_To be done:_ Each of the entries should be retyped precisely as it appears.

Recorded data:
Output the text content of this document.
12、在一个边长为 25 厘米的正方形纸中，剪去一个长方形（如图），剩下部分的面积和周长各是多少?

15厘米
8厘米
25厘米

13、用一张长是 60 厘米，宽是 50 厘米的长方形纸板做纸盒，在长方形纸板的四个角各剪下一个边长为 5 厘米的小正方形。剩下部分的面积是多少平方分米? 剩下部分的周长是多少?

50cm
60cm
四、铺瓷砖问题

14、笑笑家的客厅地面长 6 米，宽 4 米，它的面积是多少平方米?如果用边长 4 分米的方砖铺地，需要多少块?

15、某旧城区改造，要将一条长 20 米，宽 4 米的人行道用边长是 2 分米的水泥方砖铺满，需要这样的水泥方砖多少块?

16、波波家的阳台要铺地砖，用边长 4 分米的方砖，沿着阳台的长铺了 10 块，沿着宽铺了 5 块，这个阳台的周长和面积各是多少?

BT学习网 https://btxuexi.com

_Reply to the task:_
Output the text content of this document.
12、在一个边长为 25 厘米的正方形纸中，剪去一个长方形（如图），剩下部分的面积和周长各是多少?

15厘米
8厘米
25厘米

13、用一张长是 60 厘米，宽是 50 厘米的长方形纸板做纸盒，在长方形纸板的四个角各剪下一个边长为 5 厘米的小正方形。剩下部分的面积是多少平方分米? 剩下部分的周长是多少?

50cm
60cm
四、铺瓷砖问题

14、笑笑家的客厅地面长 6 米，宽 4 米，它的面积是多少平方米?如果用边长 4 分米的方砖铺地，需要多少块?

15、某旧城区改造，要将一条长 20 米，宽 4 米的人行道用边长是 2 分米的水泥方砖铺满，需要这样的水泥方砖多少块?

16、波波家的阳台要铺地砖，用边长 4 分米的方砖，沿着阳台的长铺了 10 块，沿着宽铺了 5 块，这个阳台的周长和面积各是多少?

BT学习网 https://btxuexi.com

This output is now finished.